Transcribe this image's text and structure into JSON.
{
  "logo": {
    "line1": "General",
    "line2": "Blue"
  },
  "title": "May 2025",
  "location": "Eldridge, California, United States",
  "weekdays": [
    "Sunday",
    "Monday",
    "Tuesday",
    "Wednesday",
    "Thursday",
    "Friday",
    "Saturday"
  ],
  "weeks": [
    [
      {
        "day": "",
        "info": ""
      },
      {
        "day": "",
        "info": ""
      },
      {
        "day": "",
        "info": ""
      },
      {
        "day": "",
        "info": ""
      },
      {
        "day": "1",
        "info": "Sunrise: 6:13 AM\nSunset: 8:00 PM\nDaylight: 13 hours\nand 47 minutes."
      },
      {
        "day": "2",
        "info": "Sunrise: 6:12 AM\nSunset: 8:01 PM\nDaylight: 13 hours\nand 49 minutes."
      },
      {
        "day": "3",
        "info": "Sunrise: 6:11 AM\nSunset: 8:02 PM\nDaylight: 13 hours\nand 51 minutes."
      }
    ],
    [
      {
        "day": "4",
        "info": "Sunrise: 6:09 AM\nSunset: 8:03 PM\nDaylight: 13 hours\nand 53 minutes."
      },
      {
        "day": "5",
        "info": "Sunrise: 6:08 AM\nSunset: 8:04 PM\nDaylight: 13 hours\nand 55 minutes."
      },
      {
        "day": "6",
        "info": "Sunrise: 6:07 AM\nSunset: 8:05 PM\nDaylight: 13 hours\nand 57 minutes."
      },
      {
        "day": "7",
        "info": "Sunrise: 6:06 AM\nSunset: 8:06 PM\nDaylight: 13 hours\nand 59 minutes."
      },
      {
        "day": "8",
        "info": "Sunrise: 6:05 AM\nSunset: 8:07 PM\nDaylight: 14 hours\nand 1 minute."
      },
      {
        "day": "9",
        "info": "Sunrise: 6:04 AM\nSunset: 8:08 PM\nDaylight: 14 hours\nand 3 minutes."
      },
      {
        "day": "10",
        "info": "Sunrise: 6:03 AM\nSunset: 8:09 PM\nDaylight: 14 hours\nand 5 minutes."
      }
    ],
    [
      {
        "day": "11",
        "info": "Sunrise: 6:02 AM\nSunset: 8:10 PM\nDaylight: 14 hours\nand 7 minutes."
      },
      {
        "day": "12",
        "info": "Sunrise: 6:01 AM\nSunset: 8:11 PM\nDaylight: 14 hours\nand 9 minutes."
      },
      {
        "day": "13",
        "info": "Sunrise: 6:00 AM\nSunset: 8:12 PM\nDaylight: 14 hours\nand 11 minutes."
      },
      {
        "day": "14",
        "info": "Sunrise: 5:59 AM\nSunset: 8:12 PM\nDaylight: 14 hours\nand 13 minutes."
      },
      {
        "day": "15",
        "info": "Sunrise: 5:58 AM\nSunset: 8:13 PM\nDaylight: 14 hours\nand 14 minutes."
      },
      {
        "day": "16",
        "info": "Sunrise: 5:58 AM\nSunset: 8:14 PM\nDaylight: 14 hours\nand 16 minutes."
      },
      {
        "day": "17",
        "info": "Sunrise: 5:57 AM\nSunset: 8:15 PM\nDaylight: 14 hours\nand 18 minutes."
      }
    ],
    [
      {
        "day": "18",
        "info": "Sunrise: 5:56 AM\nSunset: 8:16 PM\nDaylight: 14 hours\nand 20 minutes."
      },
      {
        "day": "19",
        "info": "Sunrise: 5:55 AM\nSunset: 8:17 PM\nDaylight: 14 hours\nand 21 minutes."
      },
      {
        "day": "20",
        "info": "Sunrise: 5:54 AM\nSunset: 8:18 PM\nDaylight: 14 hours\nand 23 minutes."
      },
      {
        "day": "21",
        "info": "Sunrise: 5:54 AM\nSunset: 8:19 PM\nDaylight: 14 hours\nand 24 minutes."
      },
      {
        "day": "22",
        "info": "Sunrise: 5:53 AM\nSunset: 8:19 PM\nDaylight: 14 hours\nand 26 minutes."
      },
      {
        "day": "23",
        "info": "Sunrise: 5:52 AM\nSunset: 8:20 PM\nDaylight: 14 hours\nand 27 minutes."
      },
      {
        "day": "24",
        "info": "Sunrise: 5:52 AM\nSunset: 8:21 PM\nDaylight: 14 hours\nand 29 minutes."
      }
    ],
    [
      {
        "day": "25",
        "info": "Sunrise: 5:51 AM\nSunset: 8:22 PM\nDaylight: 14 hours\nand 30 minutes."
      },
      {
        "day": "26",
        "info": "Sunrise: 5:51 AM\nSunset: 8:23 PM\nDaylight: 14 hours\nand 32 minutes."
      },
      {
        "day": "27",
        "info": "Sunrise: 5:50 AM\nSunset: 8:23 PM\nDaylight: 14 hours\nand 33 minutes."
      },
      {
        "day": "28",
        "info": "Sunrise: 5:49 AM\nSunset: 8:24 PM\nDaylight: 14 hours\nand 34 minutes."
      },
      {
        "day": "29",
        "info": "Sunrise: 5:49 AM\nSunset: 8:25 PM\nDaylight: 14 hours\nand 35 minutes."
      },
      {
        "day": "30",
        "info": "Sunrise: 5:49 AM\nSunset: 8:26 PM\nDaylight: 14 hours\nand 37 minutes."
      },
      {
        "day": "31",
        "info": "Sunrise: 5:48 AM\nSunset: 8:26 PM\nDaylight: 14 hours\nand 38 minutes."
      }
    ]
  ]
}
+---+
▶ Instructions for the task
Retype the whole listing above exactly.

▶ Exercise response
Transcribe this image's text and structure into JSON.
{
  "logo": {
    "line1": "General",
    "line2": "Blue"
  },
  "title": "May 2025",
  "location": "Eldridge, California, United States",
  "weekdays": [
    "Sunday",
    "Monday",
    "Tuesday",
    "Wednesday",
    "Thursday",
    "Friday",
    "Saturday"
  ],
  "weeks": [
    [
      {
        "day": "",
        "info": ""
      },
      {
        "day": "",
        "info": ""
      },
      {
        "day": "",
        "info": ""
      },
      {
        "day": "",
        "info": ""
      },
      {
        "day": "1",
        "info": "Sunrise: 6:13 AM\nSunset: 8:00 PM\nDaylight: 13 hours\nand 47 minutes."
      },
      {
        "day": "2",
        "info": "Sunrise: 6:12 AM\nSunset: 8:01 PM\nDaylight: 13 hours\nand 49 minutes."
      },
      {
        "day": "3",
        "info": "Sunrise: 6:11 AM\nSunset: 8:02 PM\nDaylight: 13 hours\nand 51 minutes."
      }
    ],
    [
      {
        "day": "4",
        "info": "Sunrise: 6:09 AM\nSunset: 8:03 PM\nDaylight: 13 hours\nand 53 minutes."
      },
      {
        "day": "5",
        "info": "Sunrise: 6:08 AM\nSunset: 8:04 PM\nDaylight: 13 hours\nand 55 minutes."
      },
      {
        "day": "6",
        "info": "Sunrise: 6:07 AM\nSunset: 8:05 PM\nDaylight: 13 hours\nand 57 minutes."
      },
      {
        "day": "7",
        "info": "Sunrise: 6:06 AM\nSunset: 8:06 PM\nDaylight: 13 hours\nand 59 minutes."
      },
      {
        "day": "8",
        "info": "Sunrise: 6:05 AM\nSunset: 8:07 PM\nDaylight: 14 hours\nand 1 minute."
      },
      {
        "day": "9",
        "info": "Sunrise: 6:04 AM\nSunset: 8:08 PM\nDaylight: 14 hours\nand 3 minutes."
      },
      {
        "day": "10",
        "info": "Sunrise: 6:03 AM\nSunset: 8:09 PM\nDaylight: 14 hours\nand 5 minutes."
      }
    ],
    [
      {
        "day": "11",
        "info": "Sunrise: 6:02 AM\nSunset: 8:10 PM\nDaylight: 14 hours\nand 7 minutes."
      },
      {
        "day": "12",
        "info": "Sunrise: 6:01 AM\nSunset: 8:11 PM\nDaylight: 14 hours\nand 9 minutes."
      },
      {
        "day": "13",
        "info": "Sunrise: 6:00 AM\nSunset: 8:12 PM\nDaylight: 14 hours\nand 11 minutes."
      },
      {
        "day": "14",
        "info": "Sunrise: 5:59 AM\nSunset: 8:12 PM\nDaylight: 14 hours\nand 13 minutes."
      },
      {
        "day": "15",
        "info": "Sunrise: 5:58 AM\nSunset: 8:13 PM\nDaylight: 14 hours\nand 14 minutes."
      },
      {
        "day": "16",
        "info": "Sunrise: 5:58 AM\nSunset: 8:14 PM\nDaylight: 14 hours\nand 16 minutes."
      },
      {
        "day": "17",
        "info": "Sunrise: 5:57 AM\nSunset: 8:15 PM\nDaylight: 14 hours\nand 18 minutes."
      }
    ],
    [
      {
        "day": "18",
        "info": "Sunrise: 5:56 AM\nSunset: 8:16 PM\nDaylight: 14 hours\nand 20 minutes."
      },
      {
        "day": "19",
        "info": "Sunrise: 5:55 AM\nSunset: 8:17 PM\nDaylight: 14 hours\nand 21 minutes."
      },
      {
        "day": "20",
        "info": "Sunrise: 5:54 AM\nSunset: 8:18 PM\nDaylight: 14 hours\nand 23 minutes."
      },
      {
        "day": "21",
        "info": "Sunrise: 5:54 AM\nSunset: 8:19 PM\nDaylight: 14 hours\nand 24 minutes."
      },
      {
        "day": "22",
        "info": "Sunrise: 5:53 AM\nSunset: 8:19 PM\nDaylight: 14 hours\nand 26 minutes."
      },
      {
        "day": "23",
        "info": "Sunrise: 5:52 AM\nSunset: 8:20 PM\nDaylight: 14 hours\nand 27 minutes."
      },
      {
        "day": "24",
        "info": "Sunrise: 5:52 AM\nSunset: 8:21 PM\nDaylight: 14 hours\nand 29 minutes."
      }
    ],
    [
      {
        "day": "25",
        "info": "Sunrise: 5:51 AM\nSunset: 8:22 PM\nDaylight: 14 hours\nand 30 minutes."
      },
      {
        "day": "26",
        "info": "Sunrise: 5:51 AM\nSunset: 8:23 PM\nDaylight: 14 hours\nand 32 minutes."
      },
      {
        "day": "27",
        "info": "Sunrise: 5:50 AM\nSunset: 8:23 PM\nDaylight: 14 hours\nand 33 minutes."
      },
      {
        "day": "28",
        "info": "Sunrise: 5:49 AM\nSunset: 8:24 PM\nDaylight: 14 hours\nand 34 minutes."
      },
      {
        "day": "29",
        "info": "Sunrise: 5:49 AM\nSunset: 8:25 PM\nDaylight: 14 hours\nand 35 minutes."
      },
      {
        "day": "30",
        "info": "Sunrise: 5:49 AM\nSunset: 8:26 PM\nDaylight: 14 hours\nand 37 minutes."
      },
      {
        "day": "31",
        "info": "Sunrise: 5:48 AM\nSunset: 8:26 PM\nDaylight: 14 hours\nand 38 minutes."
      }
    ]
  ]
}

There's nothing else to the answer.